Collection entries

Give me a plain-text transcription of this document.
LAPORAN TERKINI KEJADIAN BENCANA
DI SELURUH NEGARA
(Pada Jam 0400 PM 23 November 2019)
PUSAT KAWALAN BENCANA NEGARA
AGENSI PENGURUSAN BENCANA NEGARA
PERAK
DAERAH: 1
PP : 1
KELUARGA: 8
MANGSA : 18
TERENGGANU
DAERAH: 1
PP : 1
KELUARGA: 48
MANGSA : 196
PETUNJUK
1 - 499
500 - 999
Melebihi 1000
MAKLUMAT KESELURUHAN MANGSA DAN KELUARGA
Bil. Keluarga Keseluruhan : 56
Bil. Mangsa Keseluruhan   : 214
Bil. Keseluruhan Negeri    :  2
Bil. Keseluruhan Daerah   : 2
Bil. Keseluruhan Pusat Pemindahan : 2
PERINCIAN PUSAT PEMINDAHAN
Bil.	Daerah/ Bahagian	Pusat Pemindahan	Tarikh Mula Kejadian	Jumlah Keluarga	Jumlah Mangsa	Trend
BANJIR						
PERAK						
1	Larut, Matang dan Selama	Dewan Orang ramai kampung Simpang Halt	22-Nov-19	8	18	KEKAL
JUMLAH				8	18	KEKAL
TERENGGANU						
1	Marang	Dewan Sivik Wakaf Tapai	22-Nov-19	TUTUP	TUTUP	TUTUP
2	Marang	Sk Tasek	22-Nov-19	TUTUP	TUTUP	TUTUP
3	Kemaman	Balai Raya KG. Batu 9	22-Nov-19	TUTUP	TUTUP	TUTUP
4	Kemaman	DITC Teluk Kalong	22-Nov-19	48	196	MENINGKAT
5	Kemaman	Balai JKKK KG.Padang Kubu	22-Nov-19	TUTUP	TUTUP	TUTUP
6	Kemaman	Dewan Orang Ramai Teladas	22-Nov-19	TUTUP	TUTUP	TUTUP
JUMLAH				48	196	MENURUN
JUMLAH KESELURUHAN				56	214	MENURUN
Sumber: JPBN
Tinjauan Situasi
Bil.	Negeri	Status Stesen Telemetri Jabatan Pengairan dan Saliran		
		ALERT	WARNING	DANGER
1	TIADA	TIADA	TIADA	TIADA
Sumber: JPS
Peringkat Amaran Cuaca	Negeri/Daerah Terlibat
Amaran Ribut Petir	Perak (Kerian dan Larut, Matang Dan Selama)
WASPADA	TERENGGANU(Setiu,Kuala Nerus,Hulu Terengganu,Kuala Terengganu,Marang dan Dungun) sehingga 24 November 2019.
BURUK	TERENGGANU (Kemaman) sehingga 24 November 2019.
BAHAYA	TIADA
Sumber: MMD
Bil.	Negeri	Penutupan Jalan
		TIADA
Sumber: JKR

Given request:
Send back all of the entries exactly, with nothing missing.

Complete output:
Give me a plain-text transcription of this document.
LAPORAN TERKINI KEJADIAN BENCANA
DI SELURUH NEGARA
(Pada Jam 0400 PM 23 November 2019)
PUSAT KAWALAN BENCANA NEGARA
AGENSI PENGURUSAN BENCANA NEGARA
PERAK
DAERAH: 1
PP : 1
KELUARGA: 8
MANGSA : 18
TERENGGANU
DAERAH: 1
PP : 1
KELUARGA: 48
MANGSA : 196
PETUNJUK
1 - 499
500 - 999
Melebihi 1000
MAKLUMAT KESELURUHAN MANGSA DAN KELUARGA
Bil. Keluarga Keseluruhan : 56
Bil. Mangsa Keseluruhan   : 214
Bil. Keseluruhan Negeri    :  2
Bil. Keseluruhan Daerah   : 2
Bil. Keseluruhan Pusat Pemindahan : 2
PERINCIAN PUSAT PEMINDAHAN
Bil.	Daerah/ Bahagian	Pusat Pemindahan	Tarikh Mula Kejadian	Jumlah Keluarga	Jumlah Mangsa	Trend
BANJIR						
PERAK						
1	Larut, Matang dan Selama	Dewan Orang ramai kampung Simpang Halt	22-Nov-19	8	18	KEKAL
JUMLAH				8	18	KEKAL
TERENGGANU						
1	Marang	Dewan Sivik Wakaf Tapai	22-Nov-19	TUTUP	TUTUP	TUTUP
2	Marang	Sk Tasek	22-Nov-19	TUTUP	TUTUP	TUTUP
3	Kemaman	Balai Raya KG. Batu 9	22-Nov-19	TUTUP	TUTUP	TUTUP
4	Kemaman	DITC Teluk Kalong	22-Nov-19	48	196	MENINGKAT
5	Kemaman	Balai JKKK KG.Padang Kubu	22-Nov-19	TUTUP	TUTUP	TUTUP
6	Kemaman	Dewan Orang Ramai Teladas	22-Nov-19	TUTUP	TUTUP	TUTUP
JUMLAH				48	196	MENURUN
JUMLAH KESELURUHAN				56	214	MENURUN
Sumber: JPBN
Tinjauan Situasi
Bil.	Negeri	Status Stesen Telemetri Jabatan Pengairan dan Saliran		
		ALERT	WARNING	DANGER
1	TIADA	TIADA	TIADA	TIADA
Sumber: JPS
Peringkat Amaran Cuaca	Negeri/Daerah Terlibat
Amaran Ribut Petir	Perak (Kerian dan Larut, Matang Dan Selama)
WASPADA	TERENGGANU(Setiu,Kuala Nerus,Hulu Terengganu,Kuala Terengganu,Marang dan Dungun) sehingga 24 November 2019.
BURUK	TERENGGANU (Kemaman) sehingga 24 November 2019.
BAHAYA	TIADA
Sumber: MMD
Bil.	Negeri	Penutupan Jalan
		TIADA
Sumber: JKR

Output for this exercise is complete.